(Saved entries)
☆ ☆ ☆ ☆ ☆

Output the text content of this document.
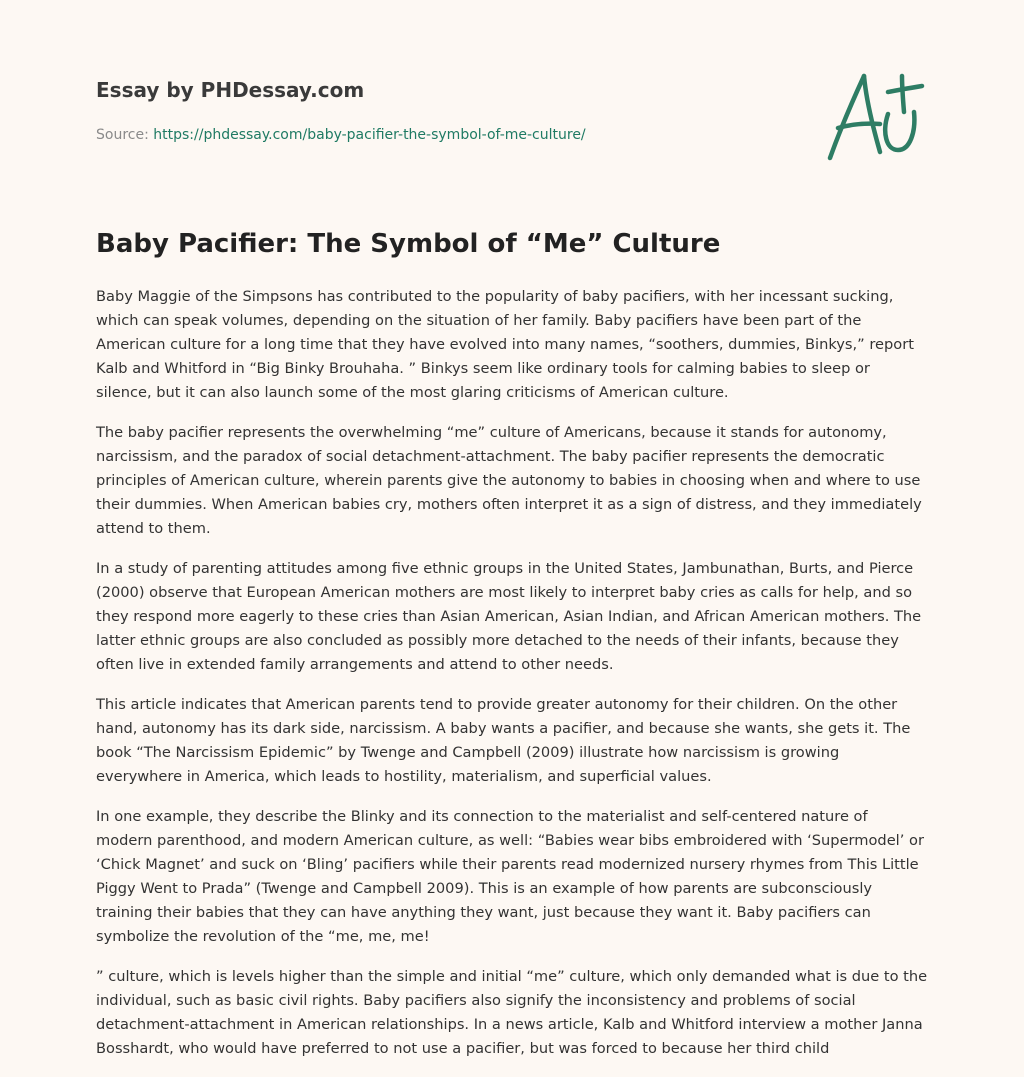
Essay by PHDessay.com
Source: https://phdessay.com/baby-pacifier-the-symbol-of-me-culture/
Baby Pacifier: The Symbol of “Me” Culture

Baby Maggie of the Simpsons has contributed to the popularity of baby pacifiers, with her incessant sucking, which can speak volumes, depending on the situation of her family. Baby pacifiers have been part of the American culture for a long time that they have evolved into many names, “soothers, dummies, Binkys,” report Kalb and Whitford in “Big Binky Brouhaha. ” Binkys seem like ordinary tools for calming babies to sleep or silence, but it can also launch some of the most glaring criticisms of American culture.

The baby pacifier represents the overwhelming “me” culture of Americans, because it stands for autonomy, narcissism, and the paradox of social detachment-attachment. The baby pacifier represents the democratic principles of American culture, wherein parents give the autonomy to babies in choosing when and where to use their dummies. When American babies cry, mothers often interpret it as a sign of distress, and they immediately attend to them.

In a study of parenting attitudes among five ethnic groups in the United States, Jambunathan, Burts, and Pierce (2000) observe that European American mothers are most likely to interpret baby cries as calls for help, and so they respond more eagerly to these cries than Asian American, Asian Indian, and African American mothers. The latter ethnic groups are also concluded as possibly more detached to the needs of their infants, because they often live in extended family arrangements and attend to other needs.

This article indicates that American parents tend to provide greater autonomy for their children. On the other hand, autonomy has its dark side, narcissism. A baby wants a pacifier, and because she wants, she gets it. The book “The Narcissism Epidemic” by Twenge and Campbell (2009) illustrate how narcissism is growing everywhere in America, which leads to hostility, materialism, and superficial values.

In one example, they describe the Blinky and its connection to the materialist and self-centered nature of modern parenthood, and modern American culture, as well: “Babies wear bibs embroidered with ‘Supermodel’ or ‘Chick Magnet’ and suck on ‘Bling’ pacifiers while their parents read modernized nursery rhymes from This Little Piggy Went to Prada” (Twenge and Campbell 2009). This is an example of how parents are subconsciously training their babies that they can have anything they want, just because they want it. Baby pacifiers can symbolize the revolution of the “me, me, me!

” culture, which is levels higher than the simple and initial “me” culture, which only demanded what is due to the individual, such as basic civil rights. Baby pacifiers also signify the inconsistency and problems of social detachment-attachment in American relationships. In a news article, Kalb and Whitford interview a mother Janna Bosshardt, who would have preferred to not use a pacifier, but was forced to because her third child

☆ ☆ ☆ ☆ ☆

GIVEN TASK:
Using the listing above, list every line in which the string "also" occurs.

RESULT FOR THIS TASK:
Baby Maggie of the Simpsons has contributed to the popularity of baby pacifiers, with her incessant sucking, which can speak volumes, depending on the situation of her family. Baby pacifiers have been part of the American culture for a long time that they have evolved into many names, “soothers, dummies, Binkys,” report Kalb and Whitford in “Big Binky Brouhaha. ” Binkys seem like ordinary tools for calming babies to sleep or silence, but it can also launch some of the most glaring criticisms of American culture.
In a study of parenting attitudes among five ethnic groups in the United States, Jambunathan, Burts, and Pierce (2000) observe that European American mothers are most likely to interpret baby cries as calls for help, and so they respond more eagerly to these cries than Asian American, Asian Indian, and African American mothers. The latter ethnic groups are also concluded as possibly more detached to the needs of their infants, because they often live in extended family arrangements and attend to other needs.
” culture, which is levels higher than the simple and initial “me” culture, which only demanded what is due to the individual, such as basic civil rights. Baby pacifiers also signify the inconsistency and problems of social detachment-attachment in American relationships. In a news article, Kalb and Whitford interview a mother Janna Bosshardt, who would have preferred to not use a pacifier, but was forced to because her third child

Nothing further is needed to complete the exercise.